ZADANIE A: Wymień wszystkich kierowców, których imię i nazwisko pojawia się w tekście o kwalifikacjach do GP Kataru.
ZADANIE B: Oceń na podstawie tekstu o kwalifikacjach do GP Kataru, czy podane stwierdzenia są z nim zgodne: (i) kwalifikacje do sprintu wygrał George Russell; (ii) Hamilton zajął w nich siódme miejsce; (iii) Hamilton ma 39 lat. Przy każdym odpowiedz „tak” lub „nie” i przytocz rozstrzygające słowa tekstu.
ZADANIE C: Dopisz dalszy ciąg tekstu o Hamiltonie po kwalifikacjach do GP Kataru, zaczynając od miejsca, w którym się urywa.

TEKST ŹRÓDŁOWY:

Hamilton rozkłada ręce. Wymowna reakcja po kolejnym rozczarowaniu

Hamilton rozkłada ręce. Wymowna reakcja po kolejnym rozczarowaniu
Motorsport Images / pressfocus
Lewis Hamilton nie kryje rozczarowania swoimi występami. Po nieudanych kwalifikacjach do GP Kataru Brytyjczyk przyznał, że problemem może być nie sprzęt, ale on sam.
Za nami kwalifikacje do sprintu podczas GP Kataru. Najlepszy był Lando Norris, drugi George Russell, trzeci zaś Oscar Piastri.
Dalsza część tekstu pod wideo
Lewis Hamilton osiągnął siódmy wynik, co zdecydowanie nie satysfakcjonowało siedmiokrotnego zwycięzcy klasyfikacji generalnej. Po zakończeniu zmagań Brytyjczyk starał się zdiagnozować problem. Nie był to pierwszy występ poniżej wcześniejszych możliwości 39-latka.

Wykazy elementów układu z ramkami

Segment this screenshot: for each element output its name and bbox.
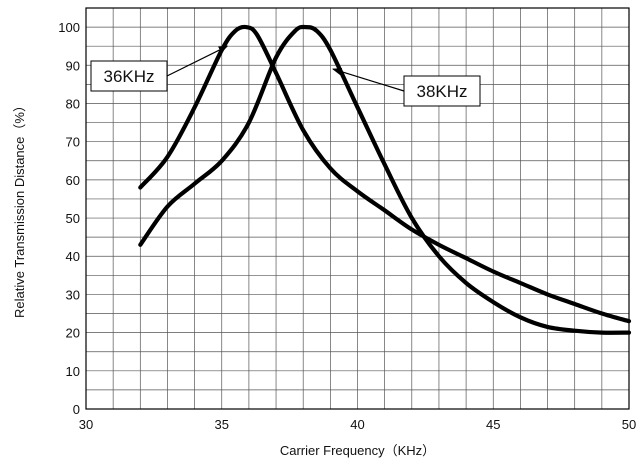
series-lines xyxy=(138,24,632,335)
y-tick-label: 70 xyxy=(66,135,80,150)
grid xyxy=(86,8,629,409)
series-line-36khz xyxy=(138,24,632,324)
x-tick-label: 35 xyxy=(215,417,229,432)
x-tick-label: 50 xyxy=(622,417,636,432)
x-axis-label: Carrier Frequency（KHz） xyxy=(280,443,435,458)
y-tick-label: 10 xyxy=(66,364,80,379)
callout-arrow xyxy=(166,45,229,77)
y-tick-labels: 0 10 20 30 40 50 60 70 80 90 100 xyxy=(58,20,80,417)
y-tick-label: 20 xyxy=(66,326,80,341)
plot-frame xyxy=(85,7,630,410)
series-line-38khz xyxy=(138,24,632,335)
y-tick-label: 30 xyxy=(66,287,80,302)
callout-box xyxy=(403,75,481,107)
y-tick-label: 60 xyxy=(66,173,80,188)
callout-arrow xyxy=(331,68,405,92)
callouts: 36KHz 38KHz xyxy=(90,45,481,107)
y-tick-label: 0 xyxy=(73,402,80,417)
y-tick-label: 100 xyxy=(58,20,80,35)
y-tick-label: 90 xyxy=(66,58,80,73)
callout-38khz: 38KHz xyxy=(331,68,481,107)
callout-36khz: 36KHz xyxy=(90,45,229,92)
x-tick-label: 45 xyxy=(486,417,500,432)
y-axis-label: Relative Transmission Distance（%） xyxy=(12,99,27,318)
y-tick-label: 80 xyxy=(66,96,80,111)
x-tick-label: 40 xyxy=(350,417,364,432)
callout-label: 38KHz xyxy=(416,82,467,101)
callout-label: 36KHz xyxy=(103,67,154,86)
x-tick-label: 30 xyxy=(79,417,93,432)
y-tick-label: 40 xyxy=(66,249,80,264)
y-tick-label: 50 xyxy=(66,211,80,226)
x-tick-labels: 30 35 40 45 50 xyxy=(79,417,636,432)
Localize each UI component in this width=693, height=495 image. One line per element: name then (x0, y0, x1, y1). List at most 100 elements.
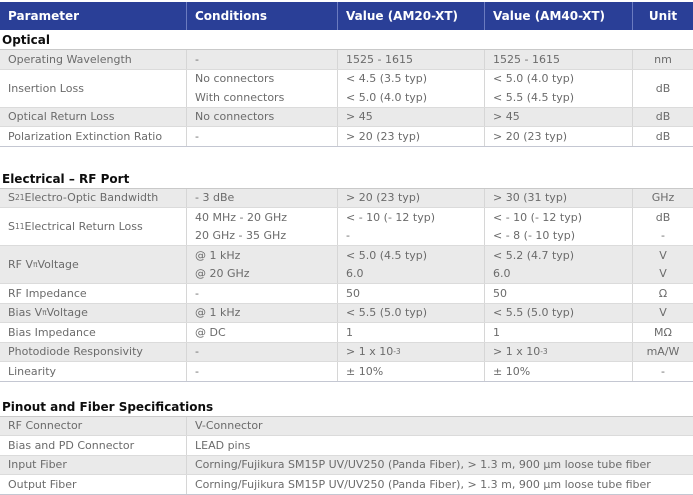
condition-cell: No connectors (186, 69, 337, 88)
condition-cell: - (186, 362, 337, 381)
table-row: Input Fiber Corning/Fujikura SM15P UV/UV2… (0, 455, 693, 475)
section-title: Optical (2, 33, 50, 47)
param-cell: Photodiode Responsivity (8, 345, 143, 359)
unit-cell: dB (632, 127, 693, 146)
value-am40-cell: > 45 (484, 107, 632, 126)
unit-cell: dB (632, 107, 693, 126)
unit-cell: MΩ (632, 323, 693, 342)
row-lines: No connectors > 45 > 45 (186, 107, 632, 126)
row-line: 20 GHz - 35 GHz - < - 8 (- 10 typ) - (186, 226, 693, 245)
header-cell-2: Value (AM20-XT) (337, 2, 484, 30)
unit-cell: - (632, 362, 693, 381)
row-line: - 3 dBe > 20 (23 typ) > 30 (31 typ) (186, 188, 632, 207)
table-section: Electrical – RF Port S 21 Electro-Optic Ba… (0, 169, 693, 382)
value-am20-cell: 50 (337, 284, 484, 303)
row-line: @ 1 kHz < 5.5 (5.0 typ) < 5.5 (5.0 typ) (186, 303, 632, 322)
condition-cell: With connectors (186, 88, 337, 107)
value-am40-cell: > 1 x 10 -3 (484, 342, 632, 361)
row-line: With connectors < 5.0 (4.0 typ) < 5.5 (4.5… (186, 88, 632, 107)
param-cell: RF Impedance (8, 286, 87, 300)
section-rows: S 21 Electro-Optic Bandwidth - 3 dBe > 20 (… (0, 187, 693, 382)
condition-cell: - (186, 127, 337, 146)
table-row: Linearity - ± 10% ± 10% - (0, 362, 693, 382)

ODPOWIEDŹ A: Lewis Hamilton, Lando Norris, George Russell, Oscar Piastri

ODPOWIEDŹ B:
(i) Nie: „Najlepszy był Lando Norris, drugi George Russell”.
(ii) Tak: „Lewis Hamilton osiągnął siódmy wynik”.
(iii) Tak: „Nie był to pierwszy występ poniżej wcześniejszych możliwości 39-latka”.

ODPOWIEDŹ C:
- Nie było najlepiej. Po prostu jestem powolny. Weekend w weekend. Samochód zachowywał się stosunkowo przyzwoicie. Wiesz, żadnych problemów - przekazał BBC.
- Nie wiem, czy problem nie leży we mnie. Może nie jestem już tak szybki - dodał.
Decydujący wyścig w Katarze zaplanowano na 1 grudnia. Start przewidziano na 17:00.
Dla Hamiltona to ostatni sezon w barwach Mercedesa, w kolejnym będzie reprezentował Ferrari. Legendarny kierowca plasuje się na siódmej pozycji w klasyfikacji generalnej. Pewny pierwszego miejsca jest Max Verstappen.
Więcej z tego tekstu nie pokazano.